[WRITTEN PROBLEM]: Show each line of the data below that has the string "National" in it.

[Stored data entries]
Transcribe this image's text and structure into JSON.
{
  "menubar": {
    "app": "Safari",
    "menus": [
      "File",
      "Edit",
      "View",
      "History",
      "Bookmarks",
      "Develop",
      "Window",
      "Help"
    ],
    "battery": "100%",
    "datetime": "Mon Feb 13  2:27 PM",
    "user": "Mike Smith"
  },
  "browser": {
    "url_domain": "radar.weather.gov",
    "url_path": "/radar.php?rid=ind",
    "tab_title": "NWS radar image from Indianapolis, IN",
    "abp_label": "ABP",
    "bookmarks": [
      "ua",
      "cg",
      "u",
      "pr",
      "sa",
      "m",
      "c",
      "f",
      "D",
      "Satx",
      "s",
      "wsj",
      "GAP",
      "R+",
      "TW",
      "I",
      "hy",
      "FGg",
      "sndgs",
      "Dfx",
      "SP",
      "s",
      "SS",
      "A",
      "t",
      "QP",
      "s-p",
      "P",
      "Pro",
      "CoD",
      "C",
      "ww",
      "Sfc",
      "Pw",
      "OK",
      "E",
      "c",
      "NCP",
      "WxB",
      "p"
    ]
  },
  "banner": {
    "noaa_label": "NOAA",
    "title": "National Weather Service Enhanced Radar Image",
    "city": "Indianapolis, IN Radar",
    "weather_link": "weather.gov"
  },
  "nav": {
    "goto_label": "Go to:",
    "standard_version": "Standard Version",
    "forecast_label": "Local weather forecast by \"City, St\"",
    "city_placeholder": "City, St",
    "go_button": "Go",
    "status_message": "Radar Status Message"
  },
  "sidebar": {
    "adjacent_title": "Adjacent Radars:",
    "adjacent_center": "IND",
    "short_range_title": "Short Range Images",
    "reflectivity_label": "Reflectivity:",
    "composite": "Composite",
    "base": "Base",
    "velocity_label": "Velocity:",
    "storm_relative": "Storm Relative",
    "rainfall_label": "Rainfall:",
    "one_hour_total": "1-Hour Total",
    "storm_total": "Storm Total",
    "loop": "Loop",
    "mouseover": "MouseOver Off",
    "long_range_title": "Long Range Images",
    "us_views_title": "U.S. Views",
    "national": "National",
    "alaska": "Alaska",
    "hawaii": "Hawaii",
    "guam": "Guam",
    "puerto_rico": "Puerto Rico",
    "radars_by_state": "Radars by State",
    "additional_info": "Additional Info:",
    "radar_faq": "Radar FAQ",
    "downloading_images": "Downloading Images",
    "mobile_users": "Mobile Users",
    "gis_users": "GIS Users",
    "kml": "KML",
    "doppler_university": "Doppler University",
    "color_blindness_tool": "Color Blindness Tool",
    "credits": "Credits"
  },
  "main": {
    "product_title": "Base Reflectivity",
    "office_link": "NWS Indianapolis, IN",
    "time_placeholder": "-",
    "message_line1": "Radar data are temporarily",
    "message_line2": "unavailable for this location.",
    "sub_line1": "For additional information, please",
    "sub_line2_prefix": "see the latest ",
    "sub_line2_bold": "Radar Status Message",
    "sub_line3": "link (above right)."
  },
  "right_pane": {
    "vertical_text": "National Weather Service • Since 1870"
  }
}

[EXERCISE SOLUTION]:
    "title": "National Weather Service Enhanced Radar Image",
    "national": "National",
    "vertical_text": "National Weather Service • Since 1870"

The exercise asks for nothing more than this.